[Part of a data file]
·····

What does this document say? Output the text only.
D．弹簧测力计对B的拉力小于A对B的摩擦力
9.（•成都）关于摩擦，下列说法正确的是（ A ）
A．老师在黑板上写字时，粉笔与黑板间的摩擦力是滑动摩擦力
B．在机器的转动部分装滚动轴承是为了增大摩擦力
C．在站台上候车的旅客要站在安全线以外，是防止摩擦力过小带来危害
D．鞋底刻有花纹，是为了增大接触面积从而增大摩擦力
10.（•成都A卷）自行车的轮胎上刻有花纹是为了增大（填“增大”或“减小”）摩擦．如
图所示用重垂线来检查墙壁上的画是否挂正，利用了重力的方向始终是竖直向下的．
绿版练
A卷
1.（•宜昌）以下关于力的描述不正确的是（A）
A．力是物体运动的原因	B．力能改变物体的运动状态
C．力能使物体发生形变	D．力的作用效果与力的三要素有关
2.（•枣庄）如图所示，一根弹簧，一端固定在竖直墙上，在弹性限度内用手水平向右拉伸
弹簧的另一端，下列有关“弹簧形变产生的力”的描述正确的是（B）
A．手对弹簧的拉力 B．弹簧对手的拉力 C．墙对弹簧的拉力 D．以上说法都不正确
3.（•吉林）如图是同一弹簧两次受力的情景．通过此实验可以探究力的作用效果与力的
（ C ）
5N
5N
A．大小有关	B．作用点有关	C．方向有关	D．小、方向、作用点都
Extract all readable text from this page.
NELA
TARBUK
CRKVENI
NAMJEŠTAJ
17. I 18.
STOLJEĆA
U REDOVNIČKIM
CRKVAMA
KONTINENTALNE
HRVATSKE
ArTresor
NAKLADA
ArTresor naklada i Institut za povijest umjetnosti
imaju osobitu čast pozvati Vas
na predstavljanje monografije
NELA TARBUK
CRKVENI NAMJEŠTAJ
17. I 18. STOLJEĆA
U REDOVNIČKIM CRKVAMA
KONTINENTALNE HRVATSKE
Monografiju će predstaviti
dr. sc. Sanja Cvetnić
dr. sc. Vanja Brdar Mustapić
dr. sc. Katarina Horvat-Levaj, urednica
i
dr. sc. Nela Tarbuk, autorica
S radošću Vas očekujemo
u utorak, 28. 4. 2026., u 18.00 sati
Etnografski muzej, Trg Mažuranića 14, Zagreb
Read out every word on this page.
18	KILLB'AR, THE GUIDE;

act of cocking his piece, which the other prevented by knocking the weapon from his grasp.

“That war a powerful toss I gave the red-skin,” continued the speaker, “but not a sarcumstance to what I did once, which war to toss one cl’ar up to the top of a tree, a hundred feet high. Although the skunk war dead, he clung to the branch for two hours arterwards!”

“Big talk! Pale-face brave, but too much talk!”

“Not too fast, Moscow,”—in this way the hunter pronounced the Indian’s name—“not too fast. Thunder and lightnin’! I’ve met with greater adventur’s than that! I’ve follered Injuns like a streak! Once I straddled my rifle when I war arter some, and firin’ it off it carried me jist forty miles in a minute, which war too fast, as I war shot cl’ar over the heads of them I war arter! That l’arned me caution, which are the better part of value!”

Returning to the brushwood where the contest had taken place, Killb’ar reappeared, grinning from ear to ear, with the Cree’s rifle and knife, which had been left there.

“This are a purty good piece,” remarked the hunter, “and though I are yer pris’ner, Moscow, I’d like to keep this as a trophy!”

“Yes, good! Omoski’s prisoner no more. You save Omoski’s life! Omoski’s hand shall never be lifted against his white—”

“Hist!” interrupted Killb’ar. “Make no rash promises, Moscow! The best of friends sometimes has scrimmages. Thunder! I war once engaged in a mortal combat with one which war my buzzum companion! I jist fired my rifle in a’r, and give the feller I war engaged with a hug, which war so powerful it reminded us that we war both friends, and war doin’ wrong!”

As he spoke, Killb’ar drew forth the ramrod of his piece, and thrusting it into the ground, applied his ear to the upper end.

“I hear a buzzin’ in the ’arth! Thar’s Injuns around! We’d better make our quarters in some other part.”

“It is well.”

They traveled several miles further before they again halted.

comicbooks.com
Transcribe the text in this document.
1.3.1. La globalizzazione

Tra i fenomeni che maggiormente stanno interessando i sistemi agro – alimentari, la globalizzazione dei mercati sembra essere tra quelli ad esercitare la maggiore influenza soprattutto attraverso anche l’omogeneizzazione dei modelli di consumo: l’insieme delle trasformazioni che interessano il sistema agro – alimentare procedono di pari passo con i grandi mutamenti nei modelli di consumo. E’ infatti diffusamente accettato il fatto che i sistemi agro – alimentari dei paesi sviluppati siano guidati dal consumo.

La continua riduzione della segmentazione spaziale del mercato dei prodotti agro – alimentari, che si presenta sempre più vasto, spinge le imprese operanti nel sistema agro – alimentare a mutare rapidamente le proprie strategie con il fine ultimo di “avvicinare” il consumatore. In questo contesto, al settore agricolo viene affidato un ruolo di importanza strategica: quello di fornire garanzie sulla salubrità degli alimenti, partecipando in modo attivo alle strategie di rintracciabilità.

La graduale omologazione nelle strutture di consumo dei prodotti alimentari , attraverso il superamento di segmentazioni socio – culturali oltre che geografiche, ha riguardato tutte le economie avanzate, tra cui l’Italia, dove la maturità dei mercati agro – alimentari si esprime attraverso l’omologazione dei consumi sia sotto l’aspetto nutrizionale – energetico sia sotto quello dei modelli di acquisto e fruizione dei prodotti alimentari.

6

·····

(SET TASK):
Copy down every line of the entries containing the word "like".

(RESPONSE):
“Not too fast, Moscow,”—in this way the hunter pronounced the Indian’s name—“not too fast. Thunder and lightnin’! I’ve met with greater adventur’s than that! I’ve follered Injuns like a streak! Once I straddled my rifle when I war arter some, and firin’ it off it carried me jist forty miles in a minute, which war too fast, as I war shot cl’ar over the heads of them I war arter! That l’arned me caution, which are the better part of value!”
“This are a purty good piece,” remarked the hunter, “and though I are yer pris’ner, Moscow, I’d like to keep this as a trophy!”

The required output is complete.